*EXERCISE AIM*: Look through the listing for the word "Mean". Copy each line that has it.

Stored data
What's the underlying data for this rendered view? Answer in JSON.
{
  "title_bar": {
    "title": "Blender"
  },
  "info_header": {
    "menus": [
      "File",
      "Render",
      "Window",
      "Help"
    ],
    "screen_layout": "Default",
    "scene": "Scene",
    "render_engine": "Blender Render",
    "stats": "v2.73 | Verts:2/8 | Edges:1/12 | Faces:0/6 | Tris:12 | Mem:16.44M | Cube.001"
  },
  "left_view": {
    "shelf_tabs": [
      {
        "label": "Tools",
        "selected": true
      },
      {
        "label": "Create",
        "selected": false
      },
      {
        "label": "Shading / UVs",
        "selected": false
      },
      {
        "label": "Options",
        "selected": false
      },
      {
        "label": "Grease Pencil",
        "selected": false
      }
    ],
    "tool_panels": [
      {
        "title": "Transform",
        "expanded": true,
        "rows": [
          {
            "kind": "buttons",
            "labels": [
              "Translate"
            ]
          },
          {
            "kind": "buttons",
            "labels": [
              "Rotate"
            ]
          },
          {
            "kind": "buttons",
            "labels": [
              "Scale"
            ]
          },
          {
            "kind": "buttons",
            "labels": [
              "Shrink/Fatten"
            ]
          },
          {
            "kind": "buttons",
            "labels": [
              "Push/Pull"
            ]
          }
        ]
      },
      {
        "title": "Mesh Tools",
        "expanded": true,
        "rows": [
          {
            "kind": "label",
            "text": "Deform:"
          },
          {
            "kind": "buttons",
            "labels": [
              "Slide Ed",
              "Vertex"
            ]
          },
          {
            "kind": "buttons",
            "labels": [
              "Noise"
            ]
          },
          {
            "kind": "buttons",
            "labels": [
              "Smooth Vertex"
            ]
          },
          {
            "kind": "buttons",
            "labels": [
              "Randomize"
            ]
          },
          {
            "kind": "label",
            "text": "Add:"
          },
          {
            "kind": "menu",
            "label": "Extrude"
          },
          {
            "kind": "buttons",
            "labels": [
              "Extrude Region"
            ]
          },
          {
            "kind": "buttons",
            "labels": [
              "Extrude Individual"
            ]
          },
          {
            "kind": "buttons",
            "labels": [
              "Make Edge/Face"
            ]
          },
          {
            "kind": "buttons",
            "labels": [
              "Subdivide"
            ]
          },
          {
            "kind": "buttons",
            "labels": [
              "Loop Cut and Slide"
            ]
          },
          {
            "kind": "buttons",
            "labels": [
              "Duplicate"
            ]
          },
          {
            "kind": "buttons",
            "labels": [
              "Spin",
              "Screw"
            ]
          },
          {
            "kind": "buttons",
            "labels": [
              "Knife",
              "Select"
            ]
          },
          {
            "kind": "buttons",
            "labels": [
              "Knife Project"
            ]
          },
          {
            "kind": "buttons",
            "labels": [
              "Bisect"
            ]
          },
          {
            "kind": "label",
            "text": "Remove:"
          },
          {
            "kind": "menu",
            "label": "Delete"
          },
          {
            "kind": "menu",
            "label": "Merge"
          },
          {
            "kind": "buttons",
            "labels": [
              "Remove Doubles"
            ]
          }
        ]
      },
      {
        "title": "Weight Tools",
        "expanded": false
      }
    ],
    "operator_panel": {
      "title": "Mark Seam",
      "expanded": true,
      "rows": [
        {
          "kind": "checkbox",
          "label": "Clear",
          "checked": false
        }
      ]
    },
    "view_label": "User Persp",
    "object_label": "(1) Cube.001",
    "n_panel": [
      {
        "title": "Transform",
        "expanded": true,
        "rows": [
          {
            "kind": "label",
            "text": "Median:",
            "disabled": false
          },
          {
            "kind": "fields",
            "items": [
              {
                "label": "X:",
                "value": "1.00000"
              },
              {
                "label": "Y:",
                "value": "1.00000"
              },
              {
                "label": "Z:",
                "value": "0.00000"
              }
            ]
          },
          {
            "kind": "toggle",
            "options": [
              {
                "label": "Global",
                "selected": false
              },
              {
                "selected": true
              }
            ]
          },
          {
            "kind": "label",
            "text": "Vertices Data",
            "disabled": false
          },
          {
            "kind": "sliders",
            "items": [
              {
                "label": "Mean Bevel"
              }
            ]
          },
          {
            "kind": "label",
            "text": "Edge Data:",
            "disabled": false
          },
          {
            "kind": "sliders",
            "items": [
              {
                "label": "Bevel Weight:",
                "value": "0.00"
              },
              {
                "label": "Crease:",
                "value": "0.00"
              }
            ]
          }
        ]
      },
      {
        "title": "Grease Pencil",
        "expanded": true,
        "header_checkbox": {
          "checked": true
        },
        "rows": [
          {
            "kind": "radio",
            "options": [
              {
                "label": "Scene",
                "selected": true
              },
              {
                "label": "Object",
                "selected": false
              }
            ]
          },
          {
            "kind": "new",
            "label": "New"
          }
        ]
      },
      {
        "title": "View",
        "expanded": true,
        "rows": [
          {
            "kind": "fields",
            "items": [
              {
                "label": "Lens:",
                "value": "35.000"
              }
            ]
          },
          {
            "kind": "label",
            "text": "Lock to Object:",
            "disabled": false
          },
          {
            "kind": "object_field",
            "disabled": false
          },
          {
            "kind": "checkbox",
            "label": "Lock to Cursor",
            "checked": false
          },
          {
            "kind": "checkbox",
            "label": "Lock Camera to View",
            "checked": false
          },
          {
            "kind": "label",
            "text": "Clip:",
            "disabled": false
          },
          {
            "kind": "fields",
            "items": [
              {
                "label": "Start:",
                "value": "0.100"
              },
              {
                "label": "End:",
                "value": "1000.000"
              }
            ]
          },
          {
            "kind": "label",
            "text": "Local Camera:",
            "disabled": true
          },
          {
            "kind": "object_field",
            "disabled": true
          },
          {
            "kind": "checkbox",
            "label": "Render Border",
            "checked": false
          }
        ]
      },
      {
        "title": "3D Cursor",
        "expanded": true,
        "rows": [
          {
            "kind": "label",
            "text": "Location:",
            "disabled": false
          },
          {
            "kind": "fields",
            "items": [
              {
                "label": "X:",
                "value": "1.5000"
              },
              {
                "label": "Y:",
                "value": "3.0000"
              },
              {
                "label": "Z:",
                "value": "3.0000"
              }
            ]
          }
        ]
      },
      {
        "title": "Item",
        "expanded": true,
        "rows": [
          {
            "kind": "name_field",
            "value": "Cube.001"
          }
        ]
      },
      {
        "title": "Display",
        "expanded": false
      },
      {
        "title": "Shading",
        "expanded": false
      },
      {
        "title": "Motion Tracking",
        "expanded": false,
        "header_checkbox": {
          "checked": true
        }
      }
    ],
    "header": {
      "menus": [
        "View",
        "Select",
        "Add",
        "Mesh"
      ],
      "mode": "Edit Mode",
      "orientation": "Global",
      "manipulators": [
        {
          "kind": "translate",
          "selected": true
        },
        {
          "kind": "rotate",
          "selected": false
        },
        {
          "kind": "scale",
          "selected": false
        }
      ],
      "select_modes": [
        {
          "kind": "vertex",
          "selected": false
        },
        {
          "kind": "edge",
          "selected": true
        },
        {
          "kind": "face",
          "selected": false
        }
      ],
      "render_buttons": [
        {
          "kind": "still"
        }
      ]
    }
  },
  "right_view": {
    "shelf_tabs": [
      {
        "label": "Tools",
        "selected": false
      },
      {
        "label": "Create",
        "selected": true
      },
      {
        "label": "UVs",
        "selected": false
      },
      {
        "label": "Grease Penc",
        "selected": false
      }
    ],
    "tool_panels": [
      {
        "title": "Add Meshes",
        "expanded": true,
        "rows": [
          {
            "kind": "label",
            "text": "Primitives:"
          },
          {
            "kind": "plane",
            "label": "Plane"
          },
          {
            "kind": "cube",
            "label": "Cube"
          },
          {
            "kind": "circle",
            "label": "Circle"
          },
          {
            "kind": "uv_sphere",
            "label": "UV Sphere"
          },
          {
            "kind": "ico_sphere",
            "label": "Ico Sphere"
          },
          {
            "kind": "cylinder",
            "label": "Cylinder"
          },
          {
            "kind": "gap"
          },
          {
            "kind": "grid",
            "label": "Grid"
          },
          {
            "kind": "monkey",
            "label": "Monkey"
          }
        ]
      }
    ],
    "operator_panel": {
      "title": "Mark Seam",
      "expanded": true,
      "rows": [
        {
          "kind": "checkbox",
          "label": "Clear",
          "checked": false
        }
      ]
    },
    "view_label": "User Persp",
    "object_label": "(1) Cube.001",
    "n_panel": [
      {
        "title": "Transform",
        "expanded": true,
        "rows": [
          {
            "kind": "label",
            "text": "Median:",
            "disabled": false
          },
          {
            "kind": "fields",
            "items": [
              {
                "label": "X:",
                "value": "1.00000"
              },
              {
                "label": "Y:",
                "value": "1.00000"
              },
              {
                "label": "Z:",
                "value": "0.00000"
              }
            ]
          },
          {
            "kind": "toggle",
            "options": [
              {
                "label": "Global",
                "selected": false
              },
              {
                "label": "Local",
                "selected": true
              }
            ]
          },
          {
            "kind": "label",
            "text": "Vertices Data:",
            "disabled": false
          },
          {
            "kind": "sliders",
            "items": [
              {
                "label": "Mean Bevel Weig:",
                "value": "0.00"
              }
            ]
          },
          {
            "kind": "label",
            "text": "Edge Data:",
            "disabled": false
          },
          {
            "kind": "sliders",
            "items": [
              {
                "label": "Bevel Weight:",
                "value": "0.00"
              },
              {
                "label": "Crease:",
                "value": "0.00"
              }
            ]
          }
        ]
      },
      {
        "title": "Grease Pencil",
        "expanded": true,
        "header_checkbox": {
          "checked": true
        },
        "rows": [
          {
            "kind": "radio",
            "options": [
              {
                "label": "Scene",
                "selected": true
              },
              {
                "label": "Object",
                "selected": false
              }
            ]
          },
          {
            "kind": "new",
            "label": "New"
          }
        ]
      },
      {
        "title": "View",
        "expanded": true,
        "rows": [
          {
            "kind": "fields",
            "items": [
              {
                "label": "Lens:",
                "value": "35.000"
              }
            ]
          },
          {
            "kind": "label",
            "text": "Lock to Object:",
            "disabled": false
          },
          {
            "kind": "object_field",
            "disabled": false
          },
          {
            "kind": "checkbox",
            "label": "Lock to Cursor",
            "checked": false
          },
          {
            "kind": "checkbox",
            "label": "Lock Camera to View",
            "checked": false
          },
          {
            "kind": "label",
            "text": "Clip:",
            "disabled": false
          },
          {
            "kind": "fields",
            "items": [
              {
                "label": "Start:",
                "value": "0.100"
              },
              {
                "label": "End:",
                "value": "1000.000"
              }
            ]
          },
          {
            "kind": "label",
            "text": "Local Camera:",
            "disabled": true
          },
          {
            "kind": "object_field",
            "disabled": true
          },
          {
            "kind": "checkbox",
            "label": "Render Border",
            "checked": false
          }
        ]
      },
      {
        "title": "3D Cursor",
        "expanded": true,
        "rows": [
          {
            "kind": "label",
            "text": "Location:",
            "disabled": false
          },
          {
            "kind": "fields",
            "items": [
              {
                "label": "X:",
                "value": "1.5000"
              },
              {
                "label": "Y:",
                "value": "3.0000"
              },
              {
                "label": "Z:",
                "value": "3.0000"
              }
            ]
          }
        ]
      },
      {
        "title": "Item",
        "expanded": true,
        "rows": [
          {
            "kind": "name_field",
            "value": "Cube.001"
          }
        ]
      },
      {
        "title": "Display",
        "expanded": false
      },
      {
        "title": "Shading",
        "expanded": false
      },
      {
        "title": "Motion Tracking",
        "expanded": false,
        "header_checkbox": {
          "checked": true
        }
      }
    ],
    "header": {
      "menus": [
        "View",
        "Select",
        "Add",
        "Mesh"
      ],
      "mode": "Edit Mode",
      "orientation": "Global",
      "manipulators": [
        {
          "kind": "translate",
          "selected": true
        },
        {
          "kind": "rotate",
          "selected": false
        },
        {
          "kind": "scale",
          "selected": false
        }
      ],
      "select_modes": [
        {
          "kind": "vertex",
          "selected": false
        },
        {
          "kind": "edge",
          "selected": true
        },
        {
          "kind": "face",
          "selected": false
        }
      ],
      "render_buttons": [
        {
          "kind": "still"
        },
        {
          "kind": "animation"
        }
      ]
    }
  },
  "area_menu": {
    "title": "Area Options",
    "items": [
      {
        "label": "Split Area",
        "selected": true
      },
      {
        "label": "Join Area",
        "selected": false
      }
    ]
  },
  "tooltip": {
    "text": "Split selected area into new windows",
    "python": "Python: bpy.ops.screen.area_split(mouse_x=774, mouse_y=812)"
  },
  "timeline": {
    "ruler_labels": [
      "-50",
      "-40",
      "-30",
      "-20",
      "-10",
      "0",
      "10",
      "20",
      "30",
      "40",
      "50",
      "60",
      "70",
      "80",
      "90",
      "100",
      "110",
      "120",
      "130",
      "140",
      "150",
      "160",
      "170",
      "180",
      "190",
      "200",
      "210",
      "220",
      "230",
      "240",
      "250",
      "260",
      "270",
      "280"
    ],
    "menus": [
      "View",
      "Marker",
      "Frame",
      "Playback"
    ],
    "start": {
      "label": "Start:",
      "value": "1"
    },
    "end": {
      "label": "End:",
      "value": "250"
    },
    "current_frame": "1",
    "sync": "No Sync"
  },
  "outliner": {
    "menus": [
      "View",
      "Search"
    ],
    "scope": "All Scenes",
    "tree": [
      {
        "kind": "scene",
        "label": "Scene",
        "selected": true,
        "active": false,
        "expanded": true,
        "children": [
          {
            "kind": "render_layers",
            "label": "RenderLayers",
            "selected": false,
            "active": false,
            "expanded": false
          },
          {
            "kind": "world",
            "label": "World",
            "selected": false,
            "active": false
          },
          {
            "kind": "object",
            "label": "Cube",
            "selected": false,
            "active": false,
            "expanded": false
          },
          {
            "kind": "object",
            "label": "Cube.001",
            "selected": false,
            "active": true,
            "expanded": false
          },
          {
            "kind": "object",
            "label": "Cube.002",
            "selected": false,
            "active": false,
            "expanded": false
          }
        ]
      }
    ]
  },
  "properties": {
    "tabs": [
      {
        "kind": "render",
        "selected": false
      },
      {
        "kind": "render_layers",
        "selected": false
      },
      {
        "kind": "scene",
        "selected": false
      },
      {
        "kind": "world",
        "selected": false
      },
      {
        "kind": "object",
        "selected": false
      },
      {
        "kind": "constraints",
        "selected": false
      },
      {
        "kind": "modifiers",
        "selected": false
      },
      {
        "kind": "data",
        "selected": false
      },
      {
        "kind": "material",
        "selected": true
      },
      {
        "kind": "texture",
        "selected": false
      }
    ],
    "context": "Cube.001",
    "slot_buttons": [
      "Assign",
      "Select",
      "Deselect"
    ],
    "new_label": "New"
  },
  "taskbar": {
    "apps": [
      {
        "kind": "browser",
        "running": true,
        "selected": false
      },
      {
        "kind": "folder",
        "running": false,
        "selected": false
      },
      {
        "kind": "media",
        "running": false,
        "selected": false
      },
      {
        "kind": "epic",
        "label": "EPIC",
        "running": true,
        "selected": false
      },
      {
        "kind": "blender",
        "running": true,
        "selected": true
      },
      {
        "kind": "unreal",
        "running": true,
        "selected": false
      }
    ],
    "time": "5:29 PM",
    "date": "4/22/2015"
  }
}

*RIGHT ANSWER*:
                "label": "Mean Bevel"
                "label": "Mean Bevel Weig:",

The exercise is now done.